### SHORT TASK
Copy out every record below exactly as written, but leave out any pictures.

----------------------------------------

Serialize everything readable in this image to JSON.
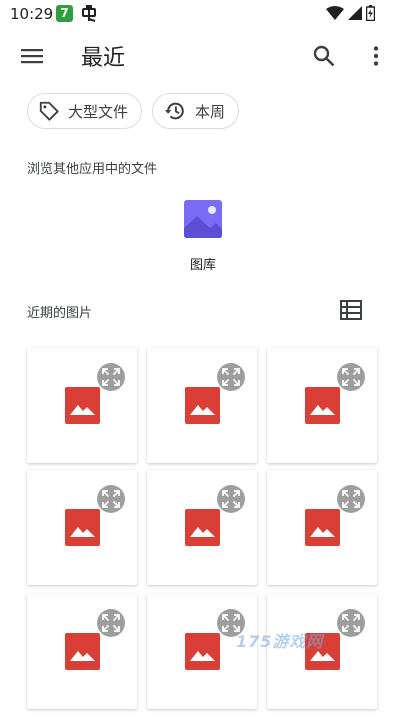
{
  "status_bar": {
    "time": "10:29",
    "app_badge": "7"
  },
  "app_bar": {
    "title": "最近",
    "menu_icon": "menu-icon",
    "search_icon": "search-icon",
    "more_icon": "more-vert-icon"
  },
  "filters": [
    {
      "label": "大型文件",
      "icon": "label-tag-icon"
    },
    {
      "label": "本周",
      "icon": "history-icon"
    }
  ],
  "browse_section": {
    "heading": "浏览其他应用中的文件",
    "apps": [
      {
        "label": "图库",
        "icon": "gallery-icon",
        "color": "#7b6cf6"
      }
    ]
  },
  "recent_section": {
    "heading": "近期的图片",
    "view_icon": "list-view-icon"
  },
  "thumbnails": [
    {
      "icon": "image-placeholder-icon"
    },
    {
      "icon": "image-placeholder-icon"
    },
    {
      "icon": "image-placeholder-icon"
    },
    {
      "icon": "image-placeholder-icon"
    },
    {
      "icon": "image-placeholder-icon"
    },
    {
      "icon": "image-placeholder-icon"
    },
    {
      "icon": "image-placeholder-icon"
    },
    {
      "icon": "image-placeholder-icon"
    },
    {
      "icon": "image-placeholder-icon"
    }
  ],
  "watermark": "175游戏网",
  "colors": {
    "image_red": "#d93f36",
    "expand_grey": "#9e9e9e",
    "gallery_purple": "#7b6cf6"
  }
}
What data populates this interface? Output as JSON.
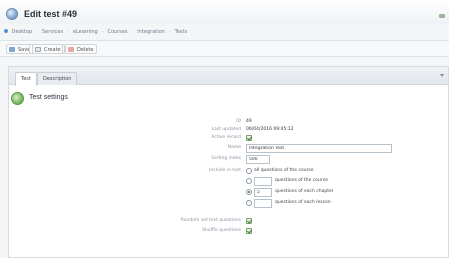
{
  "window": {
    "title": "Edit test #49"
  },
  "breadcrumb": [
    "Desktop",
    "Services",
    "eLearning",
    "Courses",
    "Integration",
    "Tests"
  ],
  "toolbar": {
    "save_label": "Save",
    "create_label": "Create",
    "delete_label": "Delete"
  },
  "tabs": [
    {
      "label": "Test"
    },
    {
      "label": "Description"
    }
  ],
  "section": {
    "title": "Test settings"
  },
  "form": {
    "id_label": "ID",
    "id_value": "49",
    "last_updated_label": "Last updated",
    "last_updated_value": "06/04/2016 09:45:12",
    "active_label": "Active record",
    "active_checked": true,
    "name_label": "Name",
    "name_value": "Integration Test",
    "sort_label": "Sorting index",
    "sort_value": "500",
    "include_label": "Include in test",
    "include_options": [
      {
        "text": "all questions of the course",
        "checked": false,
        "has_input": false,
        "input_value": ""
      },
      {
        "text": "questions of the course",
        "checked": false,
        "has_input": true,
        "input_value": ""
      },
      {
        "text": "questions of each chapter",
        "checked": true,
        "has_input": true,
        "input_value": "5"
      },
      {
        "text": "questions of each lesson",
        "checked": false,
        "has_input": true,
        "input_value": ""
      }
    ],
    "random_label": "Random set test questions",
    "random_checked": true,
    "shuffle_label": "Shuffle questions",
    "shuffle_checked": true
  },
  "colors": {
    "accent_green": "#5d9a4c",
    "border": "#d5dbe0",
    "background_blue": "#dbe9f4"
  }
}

----------------------------------------

### RESULT OF THIS TASK
Serialize everything readable in this image to JSON.
{
  "status_bar": {
    "time": "10:29",
    "app_badge": "7"
  },
  "app_bar": {
    "title": "最近",
    "menu_icon": "menu-icon",
    "search_icon": "search-icon",
    "more_icon": "more-vert-icon"
  },
  "filters": [
    {
      "label": "大型文件",
      "icon": "label-tag-icon"
    },
    {
      "label": "本周",
      "icon": "history-icon"
    }
  ],
  "browse_section": {
    "heading": "浏览其他应用中的文件",
    "apps": [
      {
        "label": "图库",
        "icon": "gallery-icon",
        "color": "#7b6cf6"
      }
    ]
  },
  "recent_section": {
    "heading": "近期的图片",
    "view_icon": "list-view-icon"
  },
  "thumbnails": [
    {
      "icon": "image-placeholder-icon"
    },
    {
      "icon": "image-placeholder-icon"
    },
    {
      "icon": "image-placeholder-icon"
    },
    {
      "icon": "image-placeholder-icon"
    },
    {
      "icon": "image-placeholder-icon"
    },
    {
      "icon": "image-placeholder-icon"
    },
    {
      "icon": "image-placeholder-icon"
    },
    {
      "icon": "image-placeholder-icon"
    },
    {
      "icon": "image-placeholder-icon"
    }
  ],
  "watermark": "175游戏网",
  "colors": {
    "image_red": "#d93f36",
    "expand_grey": "#9e9e9e",
    "gallery_purple": "#7b6cf6"
  }
}
What data populates this interface? Output as JSON.
{
  "window": {
    "title": "Edit test #49"
  },
  "breadcrumb": [
    "Desktop",
    "Services",
    "eLearning",
    "Courses",
    "Integration",
    "Tests"
  ],
  "toolbar": {
    "save_label": "Save",
    "create_label": "Create",
    "delete_label": "Delete"
  },
  "tabs": [
    {
      "label": "Test"
    },
    {
      "label": "Description"
    }
  ],
  "section": {
    "title": "Test settings"
  },
  "form": {
    "id_label": "ID",
    "id_value": "49",
    "last_updated_label": "Last updated",
    "last_updated_value": "06/04/2016 09:45:12",
    "active_label": "Active record",
    "active_checked": true,
    "name_label": "Name",
    "name_value": "Integration Test",
    "sort_label": "Sorting index",
    "sort_value": "500",
    "include_label": "Include in test",
    "include_options": [
      {
        "text": "all questions of the course",
        "checked": false,
        "has_input": false,
        "input_value": ""
      },
      {
        "text": "questions of the course",
        "checked": false,
        "has_input": true,
        "input_value": ""
      },
      {
        "text": "questions of each chapter",
        "checked": true,
        "has_input": true,
        "input_value": "5"
      },
      {
        "text": "questions of each lesson",
        "checked": false,
        "has_input": true,
        "input_value": ""
      }
    ],
    "random_label": "Random set test questions",
    "random_checked": true,
    "shuffle_label": "Shuffle questions",
    "shuffle_checked": true
  },
  "colors": {
    "accent_green": "#5d9a4c",
    "border": "#d5dbe0",
    "background_blue": "#dbe9f4"
  }
}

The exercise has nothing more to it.